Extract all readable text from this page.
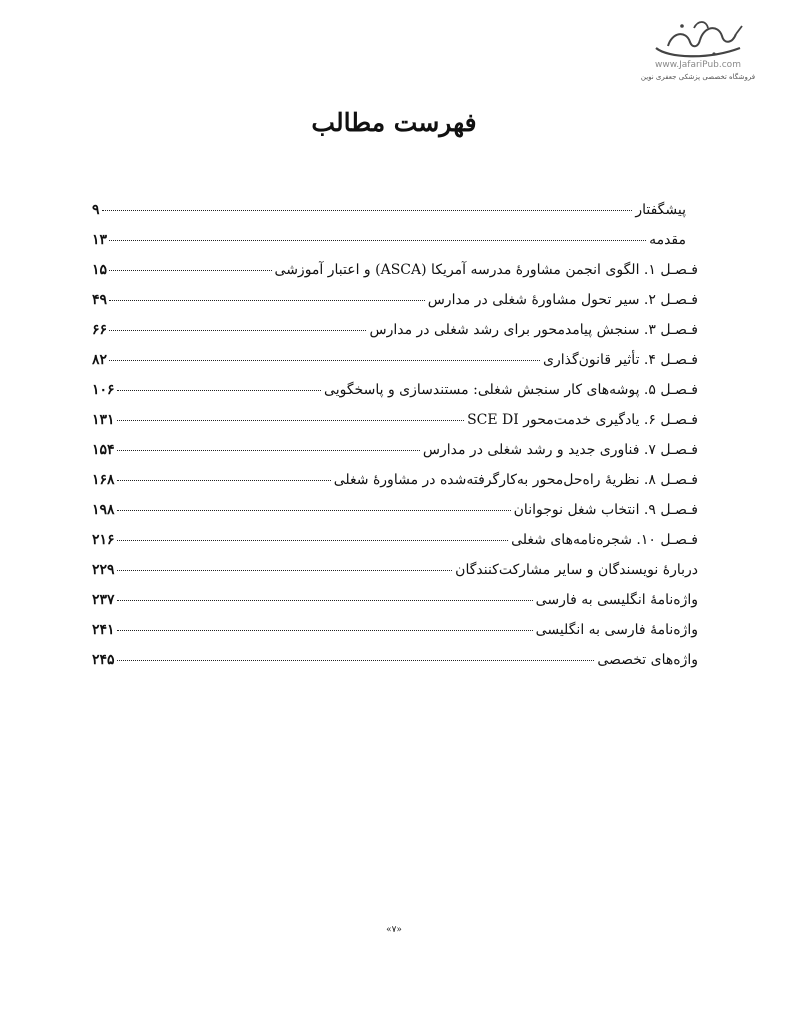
www.JafariPub.com
فروشگاه تخصصی پزشکی جعفری نوین
فهرست مطالب
پیشگفتار
۹
مقدمه
۱۳
فـصـل ۱. الگوی انجمن مشاورهٔ مدرسه آمریکا (ASCA) و اعتبار آموزشی
۱۵
فـصـل ۲. سیر تحول مشاورهٔ شغلی در مدارس
۴۹
فـصـل ۳. سنجش پیامدمحور برای رشد شغلی در مدارس
۶۶
فـصـل ۴. تأثیر قانون‌گذاری
۸۲
فـصـل ۵. پوشه‌های کار سنجش شغلی: مستندسازی و پاسخگویی
۱۰۶
فـصـل ۶. یادگیری خدمت‌محور SCE DI
۱۳۱
فـصـل ۷. فناوری جدید و رشد شغلی در مدارس
۱۵۴
فـصـل ۸. نظریهٔ راه‌حل‌محور به‌کارگرفته‌شده در مشاورهٔ شغلی
۱۶۸
فـصـل ۹. انتخاب شغل نوجوانان
۱۹۸
فـصـل ۱۰. شجره‌نامه‌های شغلی
۲۱۶
دربارهٔ نویسندگان و سایر مشارکت‌کنندگان
۲۲۹
واژه‌نامهٔ انگلیسی به فارسی
۲۳۷
واژه‌نامهٔ فارسی به انگلیسی
۲۴۱
واژه‌های تخصصی
۲۴۵
«۷»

The problem
Read through the data and copy every line where "فـصـل" shows up.

Exercise result
فـصـل ۱. الگوی انجمن مشاورهٔ مدرسه آمریکا (ASCA) و اعتبار آموزشی
فـصـل ۲. سیر تحول مشاورهٔ شغلی در مدارس
فـصـل ۳. سنجش پیامدمحور برای رشد شغلی در مدارس
فـصـل ۴. تأثیر قانون‌گذاری
فـصـل ۵. پوشه‌های کار سنجش شغلی: مستندسازی و پاسخگویی
فـصـل ۶. یادگیری خدمت‌محور SCE DI
فـصـل ۷. فناوری جدید و رشد شغلی در مدارس
فـصـل ۸. نظریهٔ راه‌حل‌محور به‌کارگرفته‌شده در مشاورهٔ شغلی
فـصـل ۹. انتخاب شغل نوجوانان
فـصـل ۱۰. شجره‌نامه‌های شغلی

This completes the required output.